= Stored entries =
........
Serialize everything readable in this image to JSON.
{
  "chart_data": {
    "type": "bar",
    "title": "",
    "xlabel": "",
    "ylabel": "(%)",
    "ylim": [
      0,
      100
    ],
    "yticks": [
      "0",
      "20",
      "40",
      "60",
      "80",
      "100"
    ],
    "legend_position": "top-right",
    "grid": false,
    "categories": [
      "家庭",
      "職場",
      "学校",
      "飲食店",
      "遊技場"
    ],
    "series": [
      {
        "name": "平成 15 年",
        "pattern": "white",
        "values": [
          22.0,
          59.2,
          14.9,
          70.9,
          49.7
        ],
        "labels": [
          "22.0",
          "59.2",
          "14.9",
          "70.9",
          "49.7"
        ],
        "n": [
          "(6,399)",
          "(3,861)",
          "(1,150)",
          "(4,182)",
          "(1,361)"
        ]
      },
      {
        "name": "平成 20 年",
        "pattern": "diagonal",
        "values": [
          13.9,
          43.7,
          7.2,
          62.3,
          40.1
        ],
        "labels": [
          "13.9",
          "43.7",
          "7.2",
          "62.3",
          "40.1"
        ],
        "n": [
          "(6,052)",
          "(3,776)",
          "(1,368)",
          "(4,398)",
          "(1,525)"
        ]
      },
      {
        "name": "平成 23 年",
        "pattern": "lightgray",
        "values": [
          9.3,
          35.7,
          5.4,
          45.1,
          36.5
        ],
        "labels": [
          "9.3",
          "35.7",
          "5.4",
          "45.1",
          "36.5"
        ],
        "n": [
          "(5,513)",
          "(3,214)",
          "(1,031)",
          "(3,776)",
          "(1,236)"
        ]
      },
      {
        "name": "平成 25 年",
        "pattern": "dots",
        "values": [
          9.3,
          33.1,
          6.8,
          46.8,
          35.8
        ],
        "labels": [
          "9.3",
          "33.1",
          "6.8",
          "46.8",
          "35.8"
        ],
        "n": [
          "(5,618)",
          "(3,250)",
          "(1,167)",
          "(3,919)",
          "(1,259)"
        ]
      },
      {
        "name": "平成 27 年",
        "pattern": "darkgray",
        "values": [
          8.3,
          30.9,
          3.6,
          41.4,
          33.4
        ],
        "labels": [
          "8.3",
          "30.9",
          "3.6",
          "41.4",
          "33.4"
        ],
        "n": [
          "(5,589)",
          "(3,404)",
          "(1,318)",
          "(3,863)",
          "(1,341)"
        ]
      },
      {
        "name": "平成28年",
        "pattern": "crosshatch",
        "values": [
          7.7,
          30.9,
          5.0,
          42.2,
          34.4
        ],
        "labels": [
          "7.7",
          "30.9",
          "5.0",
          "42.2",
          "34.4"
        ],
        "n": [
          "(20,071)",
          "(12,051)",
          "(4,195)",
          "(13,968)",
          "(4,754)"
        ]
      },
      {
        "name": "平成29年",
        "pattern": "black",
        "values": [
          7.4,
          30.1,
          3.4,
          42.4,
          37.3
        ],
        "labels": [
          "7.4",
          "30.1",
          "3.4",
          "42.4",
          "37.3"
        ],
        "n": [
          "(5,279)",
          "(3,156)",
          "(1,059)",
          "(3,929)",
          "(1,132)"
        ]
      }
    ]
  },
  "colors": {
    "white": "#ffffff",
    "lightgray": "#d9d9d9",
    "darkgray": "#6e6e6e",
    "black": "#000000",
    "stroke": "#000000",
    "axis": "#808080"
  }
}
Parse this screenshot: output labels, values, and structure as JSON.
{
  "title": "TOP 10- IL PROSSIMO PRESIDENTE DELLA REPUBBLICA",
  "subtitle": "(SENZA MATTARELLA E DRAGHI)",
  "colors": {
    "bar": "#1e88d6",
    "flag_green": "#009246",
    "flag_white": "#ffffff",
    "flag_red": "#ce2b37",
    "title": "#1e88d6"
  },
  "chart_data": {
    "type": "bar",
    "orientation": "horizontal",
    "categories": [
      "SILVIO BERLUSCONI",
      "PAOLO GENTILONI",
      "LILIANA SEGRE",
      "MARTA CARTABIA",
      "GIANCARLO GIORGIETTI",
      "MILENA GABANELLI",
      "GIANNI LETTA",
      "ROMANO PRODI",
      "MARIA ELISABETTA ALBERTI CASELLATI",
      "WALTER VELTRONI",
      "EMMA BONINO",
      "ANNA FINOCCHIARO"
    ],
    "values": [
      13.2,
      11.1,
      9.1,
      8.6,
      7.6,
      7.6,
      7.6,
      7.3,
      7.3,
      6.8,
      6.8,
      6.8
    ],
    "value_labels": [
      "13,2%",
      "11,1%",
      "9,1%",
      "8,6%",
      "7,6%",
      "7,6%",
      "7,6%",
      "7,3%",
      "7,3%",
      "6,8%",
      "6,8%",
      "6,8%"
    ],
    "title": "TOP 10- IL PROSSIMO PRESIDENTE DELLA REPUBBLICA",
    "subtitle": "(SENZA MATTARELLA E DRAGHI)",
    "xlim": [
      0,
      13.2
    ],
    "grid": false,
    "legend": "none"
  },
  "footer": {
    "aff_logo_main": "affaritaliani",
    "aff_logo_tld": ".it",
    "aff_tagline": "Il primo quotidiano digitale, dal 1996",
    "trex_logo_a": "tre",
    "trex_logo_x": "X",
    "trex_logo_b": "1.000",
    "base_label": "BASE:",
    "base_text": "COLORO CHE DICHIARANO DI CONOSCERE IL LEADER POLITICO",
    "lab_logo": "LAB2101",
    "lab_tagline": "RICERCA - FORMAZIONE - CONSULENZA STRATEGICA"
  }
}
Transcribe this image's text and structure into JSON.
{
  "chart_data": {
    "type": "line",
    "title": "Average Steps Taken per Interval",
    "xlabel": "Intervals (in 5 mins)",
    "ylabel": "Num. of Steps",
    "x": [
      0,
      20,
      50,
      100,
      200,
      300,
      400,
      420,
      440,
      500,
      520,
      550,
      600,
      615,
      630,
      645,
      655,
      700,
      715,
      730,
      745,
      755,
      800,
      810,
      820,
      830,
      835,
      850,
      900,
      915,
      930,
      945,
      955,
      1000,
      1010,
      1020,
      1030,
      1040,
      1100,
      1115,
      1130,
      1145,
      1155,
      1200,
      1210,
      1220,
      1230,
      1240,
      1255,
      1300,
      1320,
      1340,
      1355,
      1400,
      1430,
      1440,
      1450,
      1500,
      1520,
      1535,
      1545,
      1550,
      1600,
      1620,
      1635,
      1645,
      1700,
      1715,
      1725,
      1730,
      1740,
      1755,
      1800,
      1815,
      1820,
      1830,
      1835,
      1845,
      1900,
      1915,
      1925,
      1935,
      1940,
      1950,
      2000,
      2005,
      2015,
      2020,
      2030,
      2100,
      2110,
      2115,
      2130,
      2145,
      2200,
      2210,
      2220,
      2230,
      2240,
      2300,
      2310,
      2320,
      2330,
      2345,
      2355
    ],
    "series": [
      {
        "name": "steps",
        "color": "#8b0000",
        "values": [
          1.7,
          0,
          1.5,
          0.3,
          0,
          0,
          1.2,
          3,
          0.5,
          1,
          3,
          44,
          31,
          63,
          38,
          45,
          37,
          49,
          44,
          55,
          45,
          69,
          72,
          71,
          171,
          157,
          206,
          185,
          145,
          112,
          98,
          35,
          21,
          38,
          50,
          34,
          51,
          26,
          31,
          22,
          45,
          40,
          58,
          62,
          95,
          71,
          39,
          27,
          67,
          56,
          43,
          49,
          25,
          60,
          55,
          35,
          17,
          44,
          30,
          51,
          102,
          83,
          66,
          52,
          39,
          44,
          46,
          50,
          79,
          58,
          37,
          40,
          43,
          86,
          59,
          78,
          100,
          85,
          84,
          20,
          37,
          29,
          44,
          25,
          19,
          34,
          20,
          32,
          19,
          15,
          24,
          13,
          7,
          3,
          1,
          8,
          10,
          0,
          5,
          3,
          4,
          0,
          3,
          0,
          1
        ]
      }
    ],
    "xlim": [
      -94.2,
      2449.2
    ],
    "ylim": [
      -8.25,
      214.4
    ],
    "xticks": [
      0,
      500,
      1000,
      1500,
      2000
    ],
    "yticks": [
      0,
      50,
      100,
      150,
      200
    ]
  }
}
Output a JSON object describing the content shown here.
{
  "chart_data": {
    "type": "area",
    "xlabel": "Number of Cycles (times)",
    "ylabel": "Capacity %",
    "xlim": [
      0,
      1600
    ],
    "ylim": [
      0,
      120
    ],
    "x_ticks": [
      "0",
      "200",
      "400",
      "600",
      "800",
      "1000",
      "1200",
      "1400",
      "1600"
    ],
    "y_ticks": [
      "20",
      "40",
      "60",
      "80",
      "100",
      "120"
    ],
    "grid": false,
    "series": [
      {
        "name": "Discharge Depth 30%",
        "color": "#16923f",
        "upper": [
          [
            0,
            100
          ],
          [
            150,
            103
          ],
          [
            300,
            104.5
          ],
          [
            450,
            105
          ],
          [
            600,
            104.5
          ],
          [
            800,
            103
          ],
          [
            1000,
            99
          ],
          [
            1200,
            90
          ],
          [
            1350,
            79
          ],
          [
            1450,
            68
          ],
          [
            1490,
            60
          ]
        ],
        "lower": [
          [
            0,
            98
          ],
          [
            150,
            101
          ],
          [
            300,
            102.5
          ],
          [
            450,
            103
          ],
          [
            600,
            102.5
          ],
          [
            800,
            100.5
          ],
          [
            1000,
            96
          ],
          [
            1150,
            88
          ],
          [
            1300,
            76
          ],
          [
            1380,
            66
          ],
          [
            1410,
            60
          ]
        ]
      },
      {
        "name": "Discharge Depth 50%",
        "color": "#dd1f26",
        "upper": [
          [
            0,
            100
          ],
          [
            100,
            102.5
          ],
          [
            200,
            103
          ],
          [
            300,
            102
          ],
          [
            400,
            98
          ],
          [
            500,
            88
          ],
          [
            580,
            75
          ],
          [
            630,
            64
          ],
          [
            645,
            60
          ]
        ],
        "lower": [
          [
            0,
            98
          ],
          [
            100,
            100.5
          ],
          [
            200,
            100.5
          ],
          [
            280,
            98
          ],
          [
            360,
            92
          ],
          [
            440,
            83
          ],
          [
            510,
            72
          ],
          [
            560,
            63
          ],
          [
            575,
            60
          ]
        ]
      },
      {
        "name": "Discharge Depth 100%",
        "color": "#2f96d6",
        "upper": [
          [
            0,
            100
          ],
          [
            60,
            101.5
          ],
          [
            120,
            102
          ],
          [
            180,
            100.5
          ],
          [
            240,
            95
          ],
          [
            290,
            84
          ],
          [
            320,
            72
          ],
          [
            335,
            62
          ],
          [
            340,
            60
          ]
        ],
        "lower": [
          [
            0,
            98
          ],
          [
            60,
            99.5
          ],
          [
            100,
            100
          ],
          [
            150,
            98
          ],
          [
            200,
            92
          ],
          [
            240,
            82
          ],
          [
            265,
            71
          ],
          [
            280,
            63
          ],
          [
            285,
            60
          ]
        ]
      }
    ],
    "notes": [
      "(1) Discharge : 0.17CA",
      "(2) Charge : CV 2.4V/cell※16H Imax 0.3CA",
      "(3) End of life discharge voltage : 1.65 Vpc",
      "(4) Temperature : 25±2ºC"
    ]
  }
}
........
= DESCRIPTION OF THE TASK =
Give a single number: the count of lines above that include the word "DRAGHI".

= RESPONSE TO THE TASK =
2